= Dataset records =
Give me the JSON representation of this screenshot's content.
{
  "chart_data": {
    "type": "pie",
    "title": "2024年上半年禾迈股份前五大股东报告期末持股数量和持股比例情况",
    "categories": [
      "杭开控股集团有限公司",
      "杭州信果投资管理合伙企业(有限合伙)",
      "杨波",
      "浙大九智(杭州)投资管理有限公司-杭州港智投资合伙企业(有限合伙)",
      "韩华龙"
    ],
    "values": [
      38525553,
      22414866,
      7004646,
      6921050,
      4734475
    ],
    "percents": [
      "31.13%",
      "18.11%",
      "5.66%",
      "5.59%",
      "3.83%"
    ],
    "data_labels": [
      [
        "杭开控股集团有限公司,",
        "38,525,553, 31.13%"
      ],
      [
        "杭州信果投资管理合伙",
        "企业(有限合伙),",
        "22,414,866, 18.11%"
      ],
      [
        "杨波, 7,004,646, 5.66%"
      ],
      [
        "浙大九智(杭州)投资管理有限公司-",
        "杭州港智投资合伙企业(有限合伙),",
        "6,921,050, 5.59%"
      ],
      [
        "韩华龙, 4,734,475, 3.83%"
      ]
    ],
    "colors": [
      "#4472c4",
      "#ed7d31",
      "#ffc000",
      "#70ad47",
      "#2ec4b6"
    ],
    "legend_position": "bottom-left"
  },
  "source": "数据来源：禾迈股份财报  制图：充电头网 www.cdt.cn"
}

= What is needed =
Repeat all the entries word for word.

= Correct response =
Give me the JSON representation of this screenshot's content.
{
  "chart_data": {
    "type": "pie",
    "title": "2024年上半年禾迈股份前五大股东报告期末持股数量和持股比例情况",
    "categories": [
      "杭开控股集团有限公司",
      "杭州信果投资管理合伙企业(有限合伙)",
      "杨波",
      "浙大九智(杭州)投资管理有限公司-杭州港智投资合伙企业(有限合伙)",
      "韩华龙"
    ],
    "values": [
      38525553,
      22414866,
      7004646,
      6921050,
      4734475
    ],
    "percents": [
      "31.13%",
      "18.11%",
      "5.66%",
      "5.59%",
      "3.83%"
    ],
    "data_labels": [
      [
        "杭开控股集团有限公司,",
        "38,525,553, 31.13%"
      ],
      [
        "杭州信果投资管理合伙",
        "企业(有限合伙),",
        "22,414,866, 18.11%"
      ],
      [
        "杨波, 7,004,646, 5.66%"
      ],
      [
        "浙大九智(杭州)投资管理有限公司-",
        "杭州港智投资合伙企业(有限合伙),",
        "6,921,050, 5.59%"
      ],
      [
        "韩华龙, 4,734,475, 3.83%"
      ]
    ],
    "colors": [
      "#4472c4",
      "#ed7d31",
      "#ffc000",
      "#70ad47",
      "#2ec4b6"
    ],
    "legend_position": "bottom-left"
  },
  "source": "数据来源：禾迈股份财报  制图：充电头网 www.cdt.cn"
}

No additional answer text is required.